→ **INPUT FOR THIS TASK**
<<<<

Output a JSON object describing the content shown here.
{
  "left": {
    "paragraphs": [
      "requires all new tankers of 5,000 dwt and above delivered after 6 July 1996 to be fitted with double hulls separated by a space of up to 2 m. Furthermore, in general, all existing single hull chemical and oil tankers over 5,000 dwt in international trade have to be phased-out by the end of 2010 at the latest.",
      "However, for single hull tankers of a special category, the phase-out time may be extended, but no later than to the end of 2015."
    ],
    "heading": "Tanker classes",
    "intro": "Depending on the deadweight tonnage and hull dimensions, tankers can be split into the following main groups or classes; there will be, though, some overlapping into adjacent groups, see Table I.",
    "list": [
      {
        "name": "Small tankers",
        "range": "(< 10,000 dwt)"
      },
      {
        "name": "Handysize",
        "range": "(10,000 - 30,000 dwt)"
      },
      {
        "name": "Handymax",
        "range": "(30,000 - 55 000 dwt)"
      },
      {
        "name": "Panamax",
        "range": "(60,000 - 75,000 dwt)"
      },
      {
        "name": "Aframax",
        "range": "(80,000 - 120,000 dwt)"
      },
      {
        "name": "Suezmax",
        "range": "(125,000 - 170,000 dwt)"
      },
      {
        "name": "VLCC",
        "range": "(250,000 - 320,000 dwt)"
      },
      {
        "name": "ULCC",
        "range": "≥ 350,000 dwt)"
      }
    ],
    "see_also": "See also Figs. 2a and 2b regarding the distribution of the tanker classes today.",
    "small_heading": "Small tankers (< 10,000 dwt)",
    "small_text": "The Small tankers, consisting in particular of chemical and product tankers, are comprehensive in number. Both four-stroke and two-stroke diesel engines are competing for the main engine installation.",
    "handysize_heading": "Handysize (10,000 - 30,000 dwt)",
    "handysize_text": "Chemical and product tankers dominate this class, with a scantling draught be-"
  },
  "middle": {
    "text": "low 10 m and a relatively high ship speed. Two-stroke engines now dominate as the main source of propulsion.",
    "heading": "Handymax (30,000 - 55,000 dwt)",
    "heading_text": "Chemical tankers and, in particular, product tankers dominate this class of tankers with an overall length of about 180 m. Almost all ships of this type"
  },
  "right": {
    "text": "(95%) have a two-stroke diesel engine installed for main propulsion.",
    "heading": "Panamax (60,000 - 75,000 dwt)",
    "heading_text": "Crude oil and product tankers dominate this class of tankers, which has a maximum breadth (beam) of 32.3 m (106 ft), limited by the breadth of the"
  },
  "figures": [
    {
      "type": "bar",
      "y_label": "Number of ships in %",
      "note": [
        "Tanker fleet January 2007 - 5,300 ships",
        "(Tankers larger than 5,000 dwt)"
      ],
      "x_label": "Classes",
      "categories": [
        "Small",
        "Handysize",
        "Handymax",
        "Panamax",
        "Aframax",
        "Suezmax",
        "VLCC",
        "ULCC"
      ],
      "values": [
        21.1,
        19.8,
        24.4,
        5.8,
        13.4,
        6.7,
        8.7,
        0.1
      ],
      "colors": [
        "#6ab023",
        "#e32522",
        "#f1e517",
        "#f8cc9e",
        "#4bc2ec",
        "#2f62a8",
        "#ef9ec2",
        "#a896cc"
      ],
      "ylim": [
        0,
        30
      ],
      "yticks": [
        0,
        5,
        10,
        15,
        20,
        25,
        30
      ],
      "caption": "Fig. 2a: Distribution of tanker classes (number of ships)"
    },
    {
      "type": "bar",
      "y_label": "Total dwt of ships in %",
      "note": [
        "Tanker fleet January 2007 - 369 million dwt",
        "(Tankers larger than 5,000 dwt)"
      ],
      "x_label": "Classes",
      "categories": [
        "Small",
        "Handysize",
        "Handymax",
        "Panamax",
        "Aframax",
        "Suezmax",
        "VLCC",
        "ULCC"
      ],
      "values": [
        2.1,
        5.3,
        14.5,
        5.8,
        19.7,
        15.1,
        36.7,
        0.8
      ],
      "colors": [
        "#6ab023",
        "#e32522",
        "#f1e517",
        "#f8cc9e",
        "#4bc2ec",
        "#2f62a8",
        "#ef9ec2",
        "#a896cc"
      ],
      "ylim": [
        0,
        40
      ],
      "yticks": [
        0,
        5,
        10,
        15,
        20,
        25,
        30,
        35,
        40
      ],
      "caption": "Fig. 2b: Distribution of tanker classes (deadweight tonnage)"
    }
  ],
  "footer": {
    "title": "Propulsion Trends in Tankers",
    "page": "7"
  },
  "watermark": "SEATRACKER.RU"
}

>>>>

→ **YOUR INSTRUCTIONS**
Only lines with the word "range" are wanted, so copy each one from the records.

→ **SOLUTION TO THIS EXERCISE**
        "range": "(< 10,000 dwt)"
        "range": "(10,000 - 30,000 dwt)"
        "range": "(30,000 - 55 000 dwt)"
        "range": "(60,000 - 75,000 dwt)"
        "range": "(80,000 - 120,000 dwt)"
        "range": "(125,000 - 170,000 dwt)"
        "range": "(250,000 - 320,000 dwt)"
        "range": "≥ 350,000 dwt)"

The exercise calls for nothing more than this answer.